Objective
Where a line holds the string "ylabel", return that line.

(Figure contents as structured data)
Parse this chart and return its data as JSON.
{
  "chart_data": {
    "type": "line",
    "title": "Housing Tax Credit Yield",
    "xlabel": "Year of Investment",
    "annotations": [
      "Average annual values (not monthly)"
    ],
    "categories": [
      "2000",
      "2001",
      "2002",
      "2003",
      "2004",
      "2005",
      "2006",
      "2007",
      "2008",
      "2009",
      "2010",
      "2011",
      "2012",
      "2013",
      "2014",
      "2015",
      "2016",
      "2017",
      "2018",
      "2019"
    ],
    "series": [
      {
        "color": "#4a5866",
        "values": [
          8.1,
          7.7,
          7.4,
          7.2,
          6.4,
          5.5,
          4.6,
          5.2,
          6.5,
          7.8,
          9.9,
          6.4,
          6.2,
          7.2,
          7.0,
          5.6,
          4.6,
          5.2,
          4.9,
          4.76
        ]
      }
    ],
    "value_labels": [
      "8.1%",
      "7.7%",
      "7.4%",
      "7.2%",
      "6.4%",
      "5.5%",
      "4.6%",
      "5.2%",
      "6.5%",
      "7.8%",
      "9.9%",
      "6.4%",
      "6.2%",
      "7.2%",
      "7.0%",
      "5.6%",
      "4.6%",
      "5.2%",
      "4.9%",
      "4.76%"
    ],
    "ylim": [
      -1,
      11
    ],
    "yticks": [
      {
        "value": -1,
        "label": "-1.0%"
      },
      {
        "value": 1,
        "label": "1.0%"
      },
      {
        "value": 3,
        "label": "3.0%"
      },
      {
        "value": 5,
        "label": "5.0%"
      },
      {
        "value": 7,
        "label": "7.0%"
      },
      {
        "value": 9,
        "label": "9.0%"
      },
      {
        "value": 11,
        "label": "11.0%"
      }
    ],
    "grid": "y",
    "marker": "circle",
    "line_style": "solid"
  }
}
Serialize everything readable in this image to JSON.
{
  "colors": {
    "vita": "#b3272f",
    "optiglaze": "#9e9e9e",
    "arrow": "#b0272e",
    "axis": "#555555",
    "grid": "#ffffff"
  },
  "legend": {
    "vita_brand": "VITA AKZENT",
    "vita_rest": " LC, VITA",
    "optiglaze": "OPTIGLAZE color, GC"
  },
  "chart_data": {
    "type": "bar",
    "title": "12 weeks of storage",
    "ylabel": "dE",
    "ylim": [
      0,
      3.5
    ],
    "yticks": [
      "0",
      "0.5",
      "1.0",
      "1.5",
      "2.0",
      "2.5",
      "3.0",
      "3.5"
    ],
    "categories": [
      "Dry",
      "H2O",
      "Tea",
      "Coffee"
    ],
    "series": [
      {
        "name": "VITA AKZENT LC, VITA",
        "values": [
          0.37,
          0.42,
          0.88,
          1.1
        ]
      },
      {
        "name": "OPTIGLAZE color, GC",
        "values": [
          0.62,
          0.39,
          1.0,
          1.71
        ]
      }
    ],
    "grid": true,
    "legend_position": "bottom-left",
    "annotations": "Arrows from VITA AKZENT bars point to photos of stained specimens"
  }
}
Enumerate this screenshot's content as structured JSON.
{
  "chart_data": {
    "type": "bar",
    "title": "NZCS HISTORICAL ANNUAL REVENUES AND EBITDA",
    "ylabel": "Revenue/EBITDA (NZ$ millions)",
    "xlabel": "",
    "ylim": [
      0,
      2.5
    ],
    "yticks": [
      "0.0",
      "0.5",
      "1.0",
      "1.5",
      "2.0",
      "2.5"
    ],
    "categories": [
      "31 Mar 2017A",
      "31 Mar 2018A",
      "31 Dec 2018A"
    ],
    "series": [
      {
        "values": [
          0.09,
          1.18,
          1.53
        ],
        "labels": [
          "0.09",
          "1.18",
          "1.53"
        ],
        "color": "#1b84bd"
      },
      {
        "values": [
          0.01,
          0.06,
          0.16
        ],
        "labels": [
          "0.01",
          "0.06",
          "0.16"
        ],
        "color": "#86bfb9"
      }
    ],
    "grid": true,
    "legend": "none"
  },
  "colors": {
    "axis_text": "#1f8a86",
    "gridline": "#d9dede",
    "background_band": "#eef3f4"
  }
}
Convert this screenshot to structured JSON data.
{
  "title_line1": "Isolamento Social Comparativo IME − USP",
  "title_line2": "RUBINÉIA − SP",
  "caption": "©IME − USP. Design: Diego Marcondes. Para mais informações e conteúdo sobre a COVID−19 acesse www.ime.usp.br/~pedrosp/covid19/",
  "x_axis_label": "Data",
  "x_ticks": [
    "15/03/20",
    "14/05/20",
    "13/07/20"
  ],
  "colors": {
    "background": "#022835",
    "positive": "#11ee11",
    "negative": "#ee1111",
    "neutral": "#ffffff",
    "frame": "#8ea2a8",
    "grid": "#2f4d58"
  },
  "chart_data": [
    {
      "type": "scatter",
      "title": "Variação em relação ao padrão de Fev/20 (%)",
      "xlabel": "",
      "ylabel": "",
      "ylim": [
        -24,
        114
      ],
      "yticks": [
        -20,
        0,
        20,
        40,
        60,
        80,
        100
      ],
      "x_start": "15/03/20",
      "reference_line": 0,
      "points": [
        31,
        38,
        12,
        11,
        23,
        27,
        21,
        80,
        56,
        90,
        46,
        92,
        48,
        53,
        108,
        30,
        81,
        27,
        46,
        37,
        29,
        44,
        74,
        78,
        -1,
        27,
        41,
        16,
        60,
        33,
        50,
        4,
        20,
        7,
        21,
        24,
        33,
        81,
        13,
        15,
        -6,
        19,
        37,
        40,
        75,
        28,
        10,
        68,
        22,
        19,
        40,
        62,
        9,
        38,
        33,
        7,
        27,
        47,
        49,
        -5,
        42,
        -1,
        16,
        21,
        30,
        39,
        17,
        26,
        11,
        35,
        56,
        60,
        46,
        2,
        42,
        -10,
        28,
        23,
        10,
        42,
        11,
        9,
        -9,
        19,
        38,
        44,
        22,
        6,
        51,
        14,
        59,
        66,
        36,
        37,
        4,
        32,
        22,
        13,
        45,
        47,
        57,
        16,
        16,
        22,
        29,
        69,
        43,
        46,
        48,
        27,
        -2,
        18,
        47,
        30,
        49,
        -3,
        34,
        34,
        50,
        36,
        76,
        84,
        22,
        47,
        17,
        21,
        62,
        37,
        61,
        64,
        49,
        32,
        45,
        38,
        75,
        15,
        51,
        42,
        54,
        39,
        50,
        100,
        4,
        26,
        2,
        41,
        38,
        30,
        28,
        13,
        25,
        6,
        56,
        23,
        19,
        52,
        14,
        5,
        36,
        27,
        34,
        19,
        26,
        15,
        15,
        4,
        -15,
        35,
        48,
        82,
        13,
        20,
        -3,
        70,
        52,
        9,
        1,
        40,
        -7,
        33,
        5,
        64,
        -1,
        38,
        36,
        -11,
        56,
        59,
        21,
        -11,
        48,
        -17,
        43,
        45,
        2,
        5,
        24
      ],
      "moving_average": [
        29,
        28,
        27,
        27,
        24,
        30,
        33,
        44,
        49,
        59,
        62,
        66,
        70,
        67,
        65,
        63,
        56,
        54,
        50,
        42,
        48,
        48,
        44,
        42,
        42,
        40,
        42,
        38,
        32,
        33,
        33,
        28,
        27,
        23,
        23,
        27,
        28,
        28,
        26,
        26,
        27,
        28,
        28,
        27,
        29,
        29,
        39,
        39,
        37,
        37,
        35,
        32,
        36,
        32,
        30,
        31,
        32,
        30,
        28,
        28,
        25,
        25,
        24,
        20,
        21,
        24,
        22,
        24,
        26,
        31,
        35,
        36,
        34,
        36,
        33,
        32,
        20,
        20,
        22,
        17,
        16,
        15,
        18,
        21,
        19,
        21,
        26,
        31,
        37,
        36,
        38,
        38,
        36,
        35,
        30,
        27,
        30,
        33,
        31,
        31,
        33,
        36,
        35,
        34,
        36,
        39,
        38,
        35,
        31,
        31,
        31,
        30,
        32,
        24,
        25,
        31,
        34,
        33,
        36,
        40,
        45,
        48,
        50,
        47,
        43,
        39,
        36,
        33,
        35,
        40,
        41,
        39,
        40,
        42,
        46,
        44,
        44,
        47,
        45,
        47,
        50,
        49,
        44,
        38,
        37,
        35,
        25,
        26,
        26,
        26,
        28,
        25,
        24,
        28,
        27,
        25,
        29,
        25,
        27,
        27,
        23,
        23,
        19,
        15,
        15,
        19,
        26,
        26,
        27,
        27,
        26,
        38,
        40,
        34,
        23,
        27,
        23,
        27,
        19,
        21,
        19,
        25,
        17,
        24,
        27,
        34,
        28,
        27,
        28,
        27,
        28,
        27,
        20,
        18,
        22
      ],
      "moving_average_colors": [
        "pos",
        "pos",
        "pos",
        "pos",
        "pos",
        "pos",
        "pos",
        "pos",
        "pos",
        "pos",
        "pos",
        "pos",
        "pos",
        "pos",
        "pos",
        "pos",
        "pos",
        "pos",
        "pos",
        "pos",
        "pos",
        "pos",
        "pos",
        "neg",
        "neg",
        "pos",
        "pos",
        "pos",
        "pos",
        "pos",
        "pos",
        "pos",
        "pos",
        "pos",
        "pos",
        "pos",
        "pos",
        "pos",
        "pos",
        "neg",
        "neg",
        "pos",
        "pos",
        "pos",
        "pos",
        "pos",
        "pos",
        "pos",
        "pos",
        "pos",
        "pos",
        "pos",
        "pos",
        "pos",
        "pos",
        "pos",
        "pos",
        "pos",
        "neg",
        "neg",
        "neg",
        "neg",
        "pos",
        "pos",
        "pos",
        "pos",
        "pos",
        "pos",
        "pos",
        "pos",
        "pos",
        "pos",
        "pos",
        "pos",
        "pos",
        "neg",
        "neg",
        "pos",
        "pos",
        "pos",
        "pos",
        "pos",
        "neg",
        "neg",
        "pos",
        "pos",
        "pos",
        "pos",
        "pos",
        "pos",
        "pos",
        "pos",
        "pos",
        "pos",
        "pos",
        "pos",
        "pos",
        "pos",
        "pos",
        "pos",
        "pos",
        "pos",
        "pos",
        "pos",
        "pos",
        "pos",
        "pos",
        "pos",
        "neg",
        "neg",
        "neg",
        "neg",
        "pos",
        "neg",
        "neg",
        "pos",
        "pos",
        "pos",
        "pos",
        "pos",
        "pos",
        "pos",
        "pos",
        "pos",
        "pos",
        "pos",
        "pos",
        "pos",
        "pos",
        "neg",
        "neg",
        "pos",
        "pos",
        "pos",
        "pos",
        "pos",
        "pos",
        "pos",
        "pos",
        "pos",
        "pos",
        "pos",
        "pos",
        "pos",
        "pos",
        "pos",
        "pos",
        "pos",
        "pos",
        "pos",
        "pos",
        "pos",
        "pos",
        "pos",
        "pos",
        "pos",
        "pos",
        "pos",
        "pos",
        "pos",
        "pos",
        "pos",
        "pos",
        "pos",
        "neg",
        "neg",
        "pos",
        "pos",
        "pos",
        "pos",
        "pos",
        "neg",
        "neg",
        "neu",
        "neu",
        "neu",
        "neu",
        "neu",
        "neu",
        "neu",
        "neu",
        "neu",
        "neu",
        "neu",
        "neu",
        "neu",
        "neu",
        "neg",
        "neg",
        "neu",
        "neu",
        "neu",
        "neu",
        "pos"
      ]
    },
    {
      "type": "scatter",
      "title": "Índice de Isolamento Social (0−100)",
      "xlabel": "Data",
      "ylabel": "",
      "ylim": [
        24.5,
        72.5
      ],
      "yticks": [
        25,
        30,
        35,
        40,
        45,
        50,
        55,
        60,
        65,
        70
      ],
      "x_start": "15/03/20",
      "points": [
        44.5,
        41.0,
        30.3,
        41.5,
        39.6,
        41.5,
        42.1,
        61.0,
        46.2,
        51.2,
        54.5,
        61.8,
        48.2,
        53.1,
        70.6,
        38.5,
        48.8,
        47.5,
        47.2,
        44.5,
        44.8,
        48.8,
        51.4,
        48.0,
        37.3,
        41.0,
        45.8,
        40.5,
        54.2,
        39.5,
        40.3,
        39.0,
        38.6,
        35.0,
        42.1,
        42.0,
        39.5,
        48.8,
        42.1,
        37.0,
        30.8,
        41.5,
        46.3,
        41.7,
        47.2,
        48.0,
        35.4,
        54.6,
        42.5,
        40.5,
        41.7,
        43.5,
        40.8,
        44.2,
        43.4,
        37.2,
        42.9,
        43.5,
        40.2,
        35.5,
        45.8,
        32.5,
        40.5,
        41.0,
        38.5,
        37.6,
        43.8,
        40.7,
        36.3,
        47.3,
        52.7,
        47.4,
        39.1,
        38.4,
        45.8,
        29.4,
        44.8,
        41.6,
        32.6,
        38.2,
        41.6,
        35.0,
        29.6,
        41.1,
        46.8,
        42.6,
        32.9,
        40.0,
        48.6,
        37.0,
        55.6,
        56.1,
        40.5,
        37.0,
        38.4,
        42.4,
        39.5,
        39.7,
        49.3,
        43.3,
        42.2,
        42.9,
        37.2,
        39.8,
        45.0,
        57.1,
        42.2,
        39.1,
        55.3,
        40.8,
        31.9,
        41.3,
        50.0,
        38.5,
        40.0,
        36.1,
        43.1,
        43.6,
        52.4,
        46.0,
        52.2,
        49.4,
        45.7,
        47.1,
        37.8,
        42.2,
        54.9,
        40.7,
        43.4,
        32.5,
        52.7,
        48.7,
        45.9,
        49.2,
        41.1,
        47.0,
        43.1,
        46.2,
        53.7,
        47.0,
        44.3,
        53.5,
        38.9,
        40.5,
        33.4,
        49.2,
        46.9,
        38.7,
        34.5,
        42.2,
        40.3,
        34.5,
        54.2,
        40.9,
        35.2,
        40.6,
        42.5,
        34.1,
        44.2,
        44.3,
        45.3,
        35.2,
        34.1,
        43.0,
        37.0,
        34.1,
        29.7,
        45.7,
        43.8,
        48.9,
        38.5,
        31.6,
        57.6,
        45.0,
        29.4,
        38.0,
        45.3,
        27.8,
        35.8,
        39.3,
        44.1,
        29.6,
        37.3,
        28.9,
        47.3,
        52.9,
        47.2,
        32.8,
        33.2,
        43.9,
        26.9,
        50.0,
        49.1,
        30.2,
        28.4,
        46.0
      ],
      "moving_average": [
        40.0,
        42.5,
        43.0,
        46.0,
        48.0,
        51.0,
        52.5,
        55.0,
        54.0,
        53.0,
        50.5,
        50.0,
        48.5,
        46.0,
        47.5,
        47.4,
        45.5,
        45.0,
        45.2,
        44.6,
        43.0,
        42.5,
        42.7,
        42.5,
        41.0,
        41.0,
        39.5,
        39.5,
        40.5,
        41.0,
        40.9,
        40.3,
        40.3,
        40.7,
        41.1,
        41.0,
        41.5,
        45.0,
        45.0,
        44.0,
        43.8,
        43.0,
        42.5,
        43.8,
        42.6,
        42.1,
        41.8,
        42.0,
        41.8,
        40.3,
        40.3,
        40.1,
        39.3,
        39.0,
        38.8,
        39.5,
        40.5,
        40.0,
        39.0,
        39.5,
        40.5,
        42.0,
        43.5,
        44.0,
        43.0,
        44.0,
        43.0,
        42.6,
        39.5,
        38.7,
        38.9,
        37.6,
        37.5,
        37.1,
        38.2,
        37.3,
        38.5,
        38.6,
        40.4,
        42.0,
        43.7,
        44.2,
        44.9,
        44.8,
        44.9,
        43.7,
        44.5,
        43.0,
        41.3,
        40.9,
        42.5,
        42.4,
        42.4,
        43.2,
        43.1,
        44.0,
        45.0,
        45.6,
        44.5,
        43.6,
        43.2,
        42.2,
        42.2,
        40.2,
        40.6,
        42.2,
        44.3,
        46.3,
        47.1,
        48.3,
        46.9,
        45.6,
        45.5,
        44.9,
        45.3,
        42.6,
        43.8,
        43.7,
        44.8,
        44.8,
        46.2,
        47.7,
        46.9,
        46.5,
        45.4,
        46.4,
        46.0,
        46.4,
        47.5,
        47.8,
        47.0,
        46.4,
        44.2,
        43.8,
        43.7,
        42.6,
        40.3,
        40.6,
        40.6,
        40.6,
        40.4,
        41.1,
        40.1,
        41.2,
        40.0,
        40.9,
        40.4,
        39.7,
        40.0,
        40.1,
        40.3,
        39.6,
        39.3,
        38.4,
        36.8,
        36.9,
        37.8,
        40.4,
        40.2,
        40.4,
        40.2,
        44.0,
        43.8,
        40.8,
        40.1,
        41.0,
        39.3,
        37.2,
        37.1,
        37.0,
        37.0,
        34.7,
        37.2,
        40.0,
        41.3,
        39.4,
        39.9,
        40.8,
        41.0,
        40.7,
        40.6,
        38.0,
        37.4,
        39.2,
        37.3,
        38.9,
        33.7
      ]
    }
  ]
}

Task answer
    "ylabel": "dE",
    "ylabel": "Revenue/EBITDA (NZ$ millions)",
      "ylabel": "",
      "ylabel": "",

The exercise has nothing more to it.